• **Challenge**
Isolate every line in the records below with "проверок" in it.
** START Records shown **
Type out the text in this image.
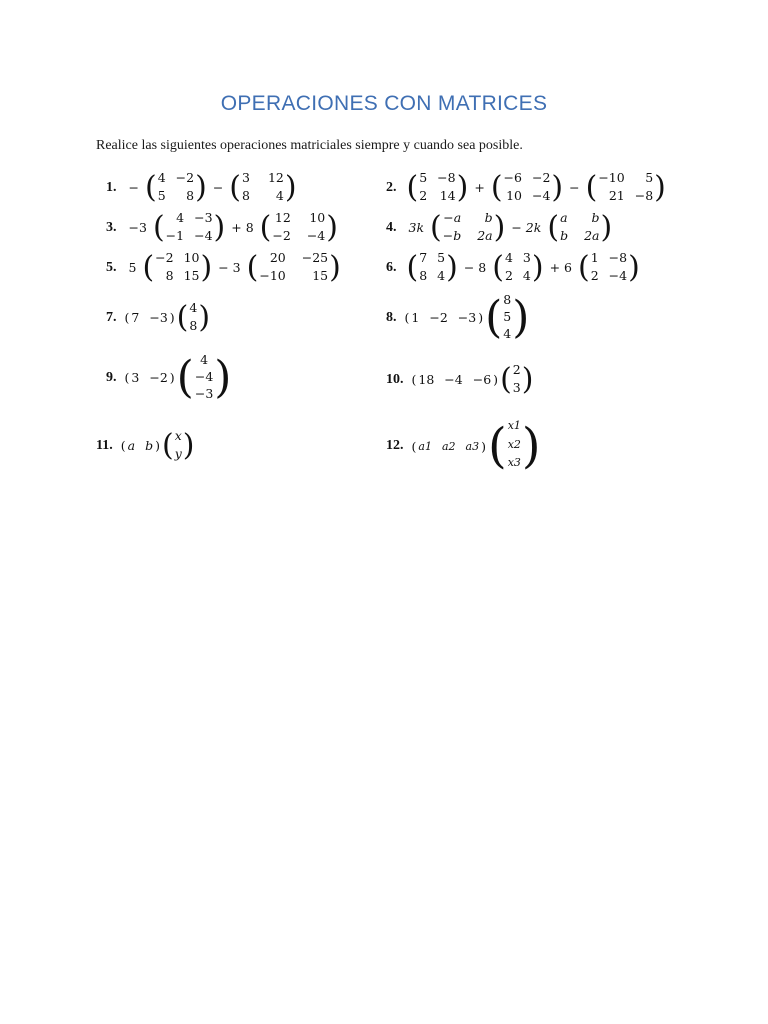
OPERACIONES CON MATRICES
Realice las siguientes operaciones matriciales siempre y cuando sea posible.
1. − ( 4 −2
5	8 ) − ( 3 12
8	4 )	2. ( 5 −8
2 14 ) + ( −6 −2
10 −4 ) − ( −10	5
21 −8 )
3. −3 ( 4 −3
−1 −4 ) + 8 ( 12 10
−2 −4 )	4. 3k ( −a	b
−b 2a ) − 2k ( a	b
b 2a )
5. 5 ( −2 10
8 15 ) − 3 ( 20 −25
−10	15 )	6. ( 7 5
8 4 ) − 8 ( 4 3
2 4 ) + 6 ( 1 −8
2 −4 )
7. ( 7 −3 ) ( 4
8 )	8. ( 1 −2 −3 ) ( 8
5
4 )
9. ( 3 −2 ) ( 4
−4
−3 )	10. ( 18 −4 −6 ) ( 2
3 )
11. ( a b ) ( x
y )	12. ( a1 a2 a3 ) ( x1
x2
x3 )
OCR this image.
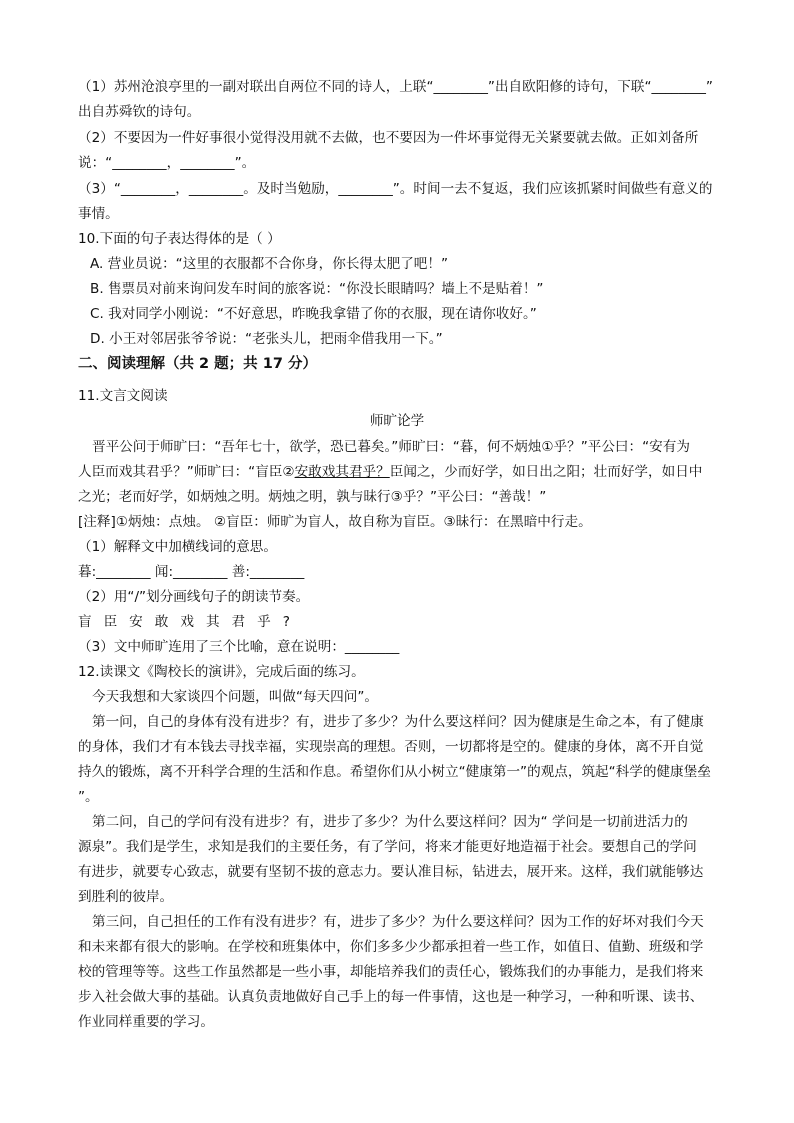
（1）苏州沧浪亭里的一副对联出自两位不同的诗人，上联“________”出自欧阳修的诗句，下联“________”
出自苏舜钦的诗句。
（2）不要因为一件好事很小觉得没用就不去做，也不要因为一件坏事觉得无关紧要就去做。正如刘备所
说：“________，________”。
（3）“________，________。及时当勉励，________”。时间一去不复返，我们应该抓紧时间做些有意义的
事情。
10.下面的句子表达得体的是（ ）
A. 营业员说：“这里的衣服都不合你身，你长得太肥了吧！”
B. 售票员对前来询问发车时间的旅客说：“你没长眼睛吗？墙上不是贴着！”
C. 我对同学小刚说：“不好意思，昨晚我拿错了你的衣服，现在请你收好。”
D. 小王对邻居张爷爷说：“老张头儿，把雨伞借我用一下。”
二、阅读理解（共 2 题；共 17 分）
11.文言文阅读
师旷论学
晋平公问于师旷曰：“吾年七十，欲学，恐已暮矣。”师旷曰：“暮，何不炳烛①乎？”平公曰：“安有为
人臣而戏其君乎？”师旷曰：“盲臣②安敢戏其君乎？臣闻之，少而好学，如日出之阳；壮而好学，如日中
之光；老而好学，如炳烛之明。炳烛之明，孰与昧行③乎？”平公曰：“善哉！”
[注释]①炳烛：点烛。 ②盲臣：师旷为盲人，故自称为盲臣。③昧行：在黑暗中行走。
（1）解释文中加横线词的意思。
暮:________ 闻:________ 善:________
（2）用“/”划分画线句子的朗读节奏。
盲臣安敢戏其君乎?
（3）文中师旷连用了三个比喻，意在说明：________
12.读课文《陶校长的演讲》，完成后面的练习。
今天我想和大家谈四个问题，叫做“每天四问”。
第一问，自己的身体有没有进步？有，进步了多少？为什么要这样问？因为健康是生命之本，有了健康
的身体，我们才有本钱去寻找幸福，实现崇高的理想。否则，一切都将是空的。健康的身体，离不开自觉
持久的锻炼，离不开科学合理的生活和作息。希望你们从小树立“健康第一”的观点，筑起“科学的健康堡垒
”。
第二问，自己的学问有没有进步？有，进步了多少？为什么要这样问？因为“ 学问是一切前进活力的
源泉”。我们是学生，求知是我们的主要任务，有了学问，将来才能更好地造福于社会。要想自己的学问
有进步，就要专心致志，就要有坚韧不拔的意志力。要认准目标，钻进去，展开来。这样，我们就能够达
到胜利的彼岸。
第三问，自己担任的工作有没有进步？有，进步了多少？为什么要这样问？因为工作的好坏对我们今天
和未来都有很大的影响。在学校和班集体中，你们多多少少都承担着一些工作，如值日、值勤、班级和学
校的管理等等。这些工作虽然都是一些小事，却能培养我们的责任心，锻炼我们的办事能力，是我们将来
步入社会做大事的基础。认真负责地做好自己手上的每一件事情，这也是一种学习，一种和听课、读书、
作业同样重要的学习。
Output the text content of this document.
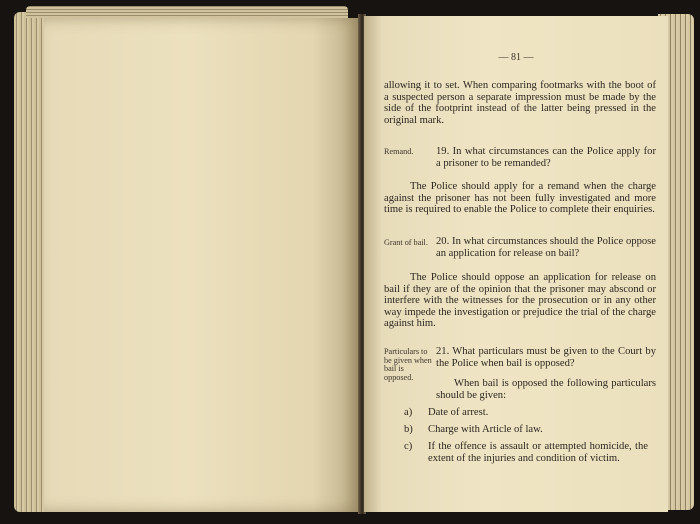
— 81 —
allowing it to set. When comparing footmarks with the boot of a suspected person a separate impression must be made by the side of the footprint instead of the latter being pressed in the original mark.
Remand. 19. In what circumstances can the Police apply for a prisoner to be remanded?
The Police should apply for a remand when the charge against the prisoner has not been fully investigated and more time is required to enable the Police to complete their enquiries.
Grant of bail. 20. In what circumstances should the Police oppose an application for release on bail?
The Police should oppose an application for release on bail if they are of the opinion that the prisoner may abscond or interfere with the witnesses for the prosecution or in any other way impede the investigation or prejudice the trial of the charge against him.
Particulars to be given when bail is opposed.
21. What particulars must be given to the Court by the Police when bail is opposed?
When bail is opposed the following particulars should be given:
a) Date of arrest.
b) Charge with Article of law.
c) If the offence is assault or attempted homicide, the extent of the injuries and condition of victim.
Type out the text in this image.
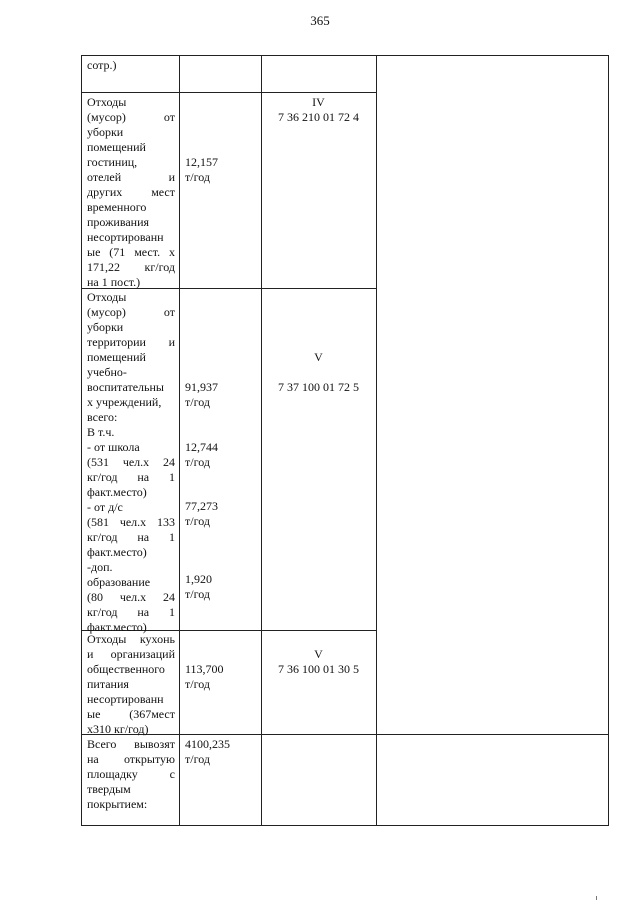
365
сотр.)
Отходы
(мусор) от
уборки
помещений
гостиниц,
отелей и
других мест
временного
проживания
несортированн
ые (71 мест. х
171,22 кг/год
на 1 пост.)
12,157
т/год
IV
7 36 210 01 72 4
Отходы
(мусор) от
уборки
территории и
помещений
учебно-
воспитательны
х учреждений,
всего:
В т.ч.
- от школа
(531 чел.х 24
кг/год на 1
факт.место)
- от д/с
(581 чел.х 133
кг/год на 1
факт.место)
-доп.
образование
(80 чел.х 24
кг/год на 1
факт.место)
91,937
т/год
12,744
т/год
77,273
т/год
1,920
т/год
V
7 37 100 01 72 5
Отходы кухонь
и организаций
общественного
питания
несортированн
ые (367мест
х310 кг/год)
113,700
т/год
V
7 36 100 01 30 5
Всего вывозят
на открытую
площадку с
твердым
покрытием:
4100,235
т/год
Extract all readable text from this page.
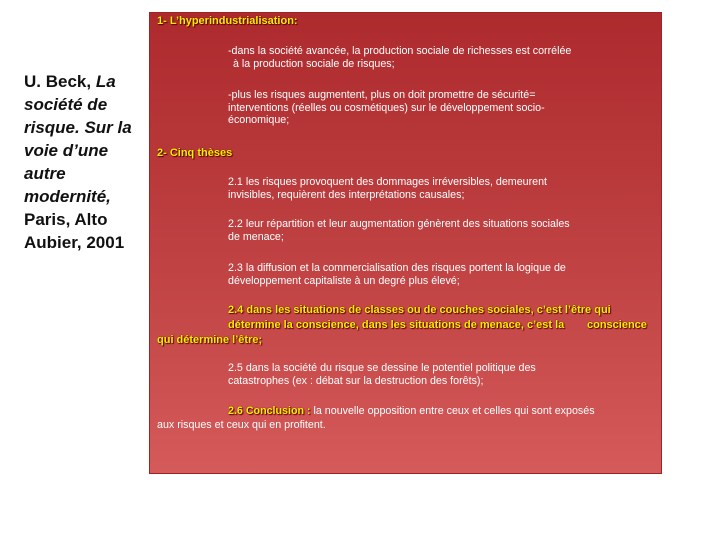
U. Beck, La société de risque. Sur la voie d’une autre modernité, Paris, Alto Aubier, 2001
1- L’hyperindustrialisation:
-dans la société avancée, la production sociale de richesses est corrélée
à la production sociale de risques;
-plus les risques augmentent, plus on doit promettre de sécurité=
interventions (réelles ou cosmétiques) sur le développement socio-
économique;
2- Cinq thèses
2.1 les risques provoquent des dommages irréversibles, demeurent
invisibles, requièrent des interprétations causales;
2.2 leur répartition et leur augmentation génèrent des situations sociales
de menace;
2.3 la diffusion et la commercialisation des risques portent la logique de
développement capitaliste à un degré plus élevé;
2.4 dans les situations de classes ou de couches sociales, c’est l’être qui
détermine la conscience, dans les situations de menace, c’est la conscience
qui détermine l’être;
2.5 dans la société du risque se dessine le potentiel politique des
catastrophes (ex : débat sur la destruction des forêts);
2.6 Conclusion : la nouvelle opposition entre ceux et celles qui sont exposés
aux risques et ceux qui en profitent.
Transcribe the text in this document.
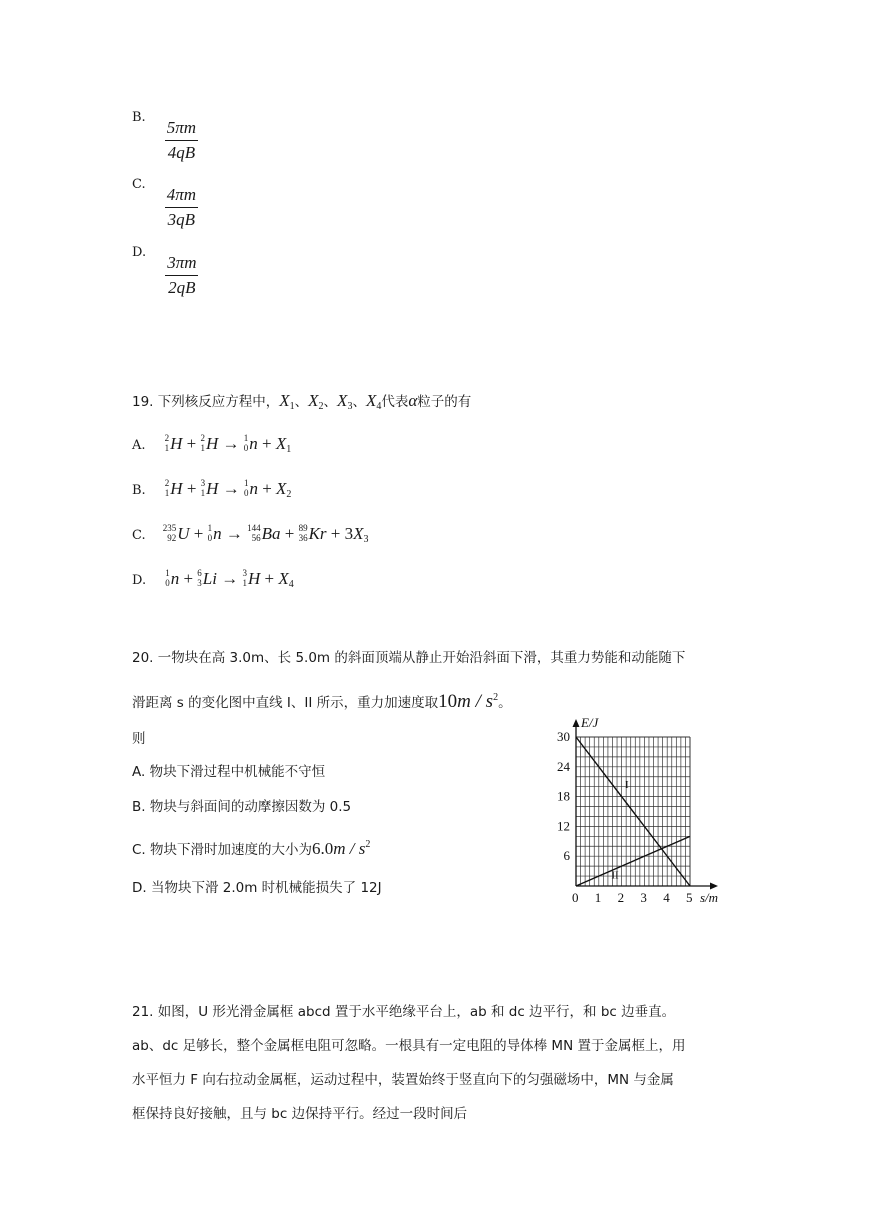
$^{B.}$
$\frac{5\pi m}{4qB}$
$^{C.}$
$\frac{4\pi m}{3qB}$
$^{D.}$
$\frac{3\pi m}{2qB}$
19. 下列核反应方程中，$X_1$、$X_2$、$X_3$、$X_4$代表α粒子的有
A. 2
1 H + 2
1 H → 1
0 $n + X_1$
B. 2
1 H + 3
1 H → 1
0 $n + X_2$
C. 235
92 U + 1
0 n → 144
56 Ba + 89
36 $Kr + 3X_3$
D. 1
0 n + 6
3 Li → 3
1 $H + X_4$
20. 一物块在高 3.0m、长 5.0m 的斜面顶端从静止开始沿斜面下滑，其重力势能和动能随下
滑距离 s 的变化图中直线 I、II 所示，重力加速度取$10m / s^2$。
则
A. 物块下滑过程中机械能不守恒
B. 物块与斜面间的动摩擦因数为 0.5
C. 物块下滑时加速度的大小为$6.0m / s^2$
D. 当物块下滑 2.0m 时机械能损失了 12J
E/J
s/m
I
II
0 1 2 3 4 5
6
12
18
24
30
21. 如图，U 形光滑金属框 abcd 置于水平绝缘平台上，ab 和 dc 边平行，和 bc 边垂直。
ab、dc 足够长，整个金属框电阻可忽略。一根具有一定电阻的导体棒 MN 置于金属框上，用
水平恒力 F 向右拉动金属框，运动过程中，装置始终于竖直向下的匀强磁场中，MN 与金属
框保持良好接触，且与 bc 边保持平行。经过一段时间后
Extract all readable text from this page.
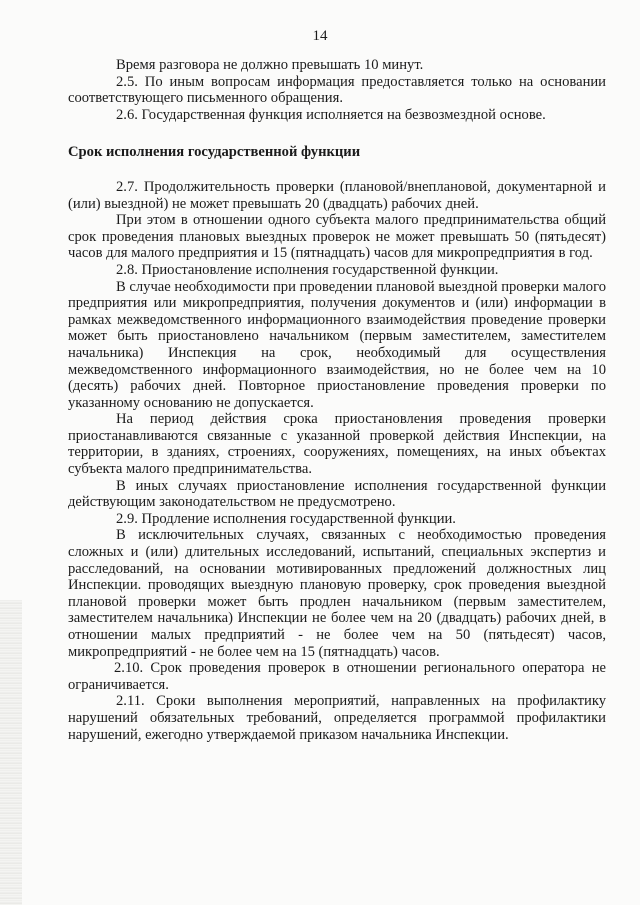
14

Время разговора не должно превышать 10 минут.

2.5. По иным вопросам информация предоставляется только на основании соответствующего письменного обращения.

2.6. Государственная функция исполняется на безвозмездной основе.

Срок исполнения государственной функции

2.7. Продолжительность проверки (плановой/внеплановой, документарной и (или) выездной) не может превышать 20 (двадцать) рабочих дней.

При этом в отношении одного субъекта малого предпринимательства общий срок проведения плановых выездных проверок не может превышать 50 (пятьдесят) часов для малого предприятия и 15 (пятнадцать) часов для микропредприятия в год.

2.8. Приостановление исполнения государственной функции.

В случае необходимости при проведении плановой выездной проверки малого предприятия или микропредприятия, получения документов и (или) информации в рамках межведомственного информационного взаимодействия проведение проверки может быть приостановлено начальником (первым заместителем, заместителем начальника) Инспекция на срок, необходимый для осуществления межведомственного информационного взаимодействия, но не более чем на 10 (десять) рабочих дней. Повторное приостановление проведения проверки по указанному основанию не допускается.

На период действия срока приостановления проведения проверки приостанавливаются связанные с указанной проверкой действия Инспекции, на территории, в зданиях, строениях, сооружениях, помещениях, на иных объектах субъекта малого предпринимательства.

В иных случаях приостановление исполнения государственной функции действующим законодательством не предусмотрено.

2.9. Продление исполнения государственной функции.

В исключительных случаях, связанных с необходимостью проведения сложных и (или) длительных исследований, испытаний, специальных экспертиз и расследований, на основании мотивированных предложений должностных лиц Инспекции. проводящих выездную плановую проверку, срок проведения выездной плановой проверки может быть продлен начальником (первым заместителем, заместителем начальника) Инспекции не более чем на 20 (двадцать) рабочих дней, в отношении малых предприятий - не более чем на 50 (пятьдесят) часов, микропредприятий - не более чем на 15 (пятнадцать) часов.

2.10. Срок проведения проверок в отношении регионального оператора не ограничивается.

2.11. Сроки выполнения мероприятий, направленных на профилактику нарушений обязательных требований, определяется программой профилактики нарушений, ежегодно утверждаемой приказом начальника Инспекции.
** END Records shown **
• **Solution**
При этом в отношении одного субъекта малого предпринимательства общий срок проведения плановых выездных проверок не может превышать 50 (пятьдесят) часов для малого предприятия и 15 (пятнадцать) часов для микропредприятия в год.
2.10. Срок проведения проверок в отношении регионального оператора не ограничивается.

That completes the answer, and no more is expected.